> Task directions: Go through the material and write it all out exactly, minus the pictures.

> Provided data:
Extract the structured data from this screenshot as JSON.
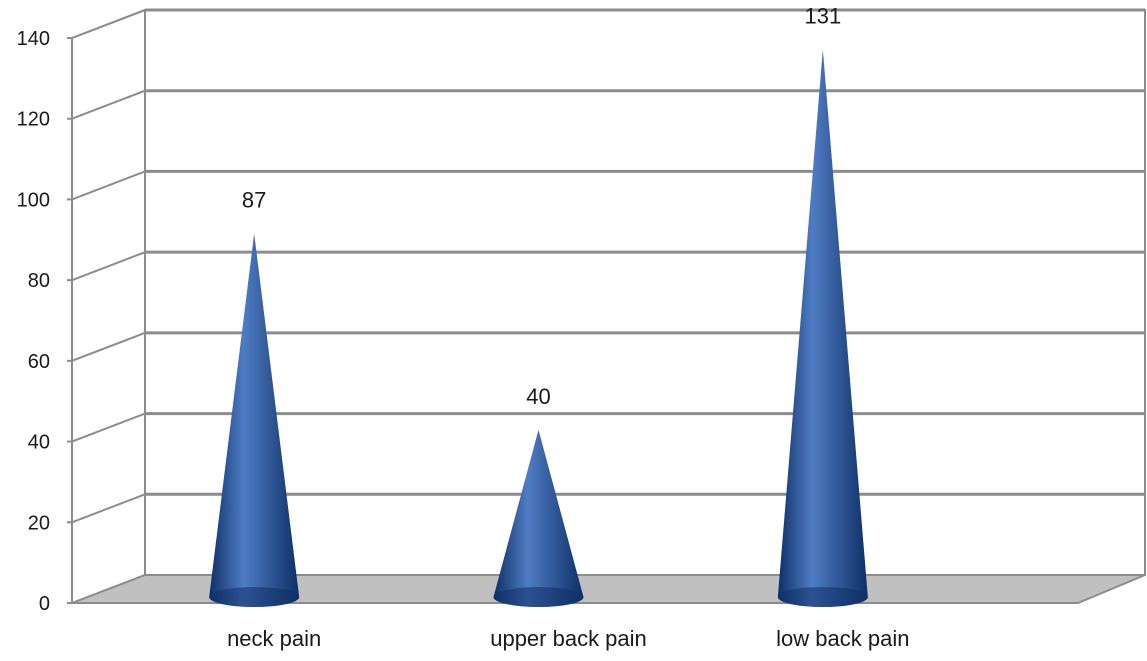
{
  "chart_data": {
    "type": "bar",
    "style": "3d-cone",
    "categories": [
      "neck pain",
      "upper back pain",
      "low back pain"
    ],
    "values": [
      87,
      40,
      131
    ],
    "data_labels": [
      "87",
      "40",
      "131"
    ],
    "ylim": [
      0,
      140
    ],
    "yticks": [
      "0",
      "20",
      "40",
      "60",
      "80",
      "100",
      "120",
      "140"
    ],
    "title": "",
    "xlabel": "",
    "ylabel": "",
    "grid": true,
    "legend": "none",
    "colors": {
      "cone": "#1f4e97",
      "cone_dark": "#0e2f66",
      "cone_light": "#4f7cc4",
      "floor": "#c0c0c0",
      "grid": "#8c8c8c"
    }
  }
}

> Exercise output:
Extract the structured data from this screenshot as JSON.
{
  "chart_data": {
    "type": "bar",
    "style": "3d-cone",
    "categories": [
      "neck pain",
      "upper back pain",
      "low back pain"
    ],
    "values": [
      87,
      40,
      131
    ],
    "data_labels": [
      "87",
      "40",
      "131"
    ],
    "ylim": [
      0,
      140
    ],
    "yticks": [
      "0",
      "20",
      "40",
      "60",
      "80",
      "100",
      "120",
      "140"
    ],
    "title": "",
    "xlabel": "",
    "ylabel": "",
    "grid": true,
    "legend": "none",
    "colors": {
      "cone": "#1f4e97",
      "cone_dark": "#0e2f66",
      "cone_light": "#4f7cc4",
      "floor": "#c0c0c0",
      "grid": "#8c8c8c"
    }
  }
}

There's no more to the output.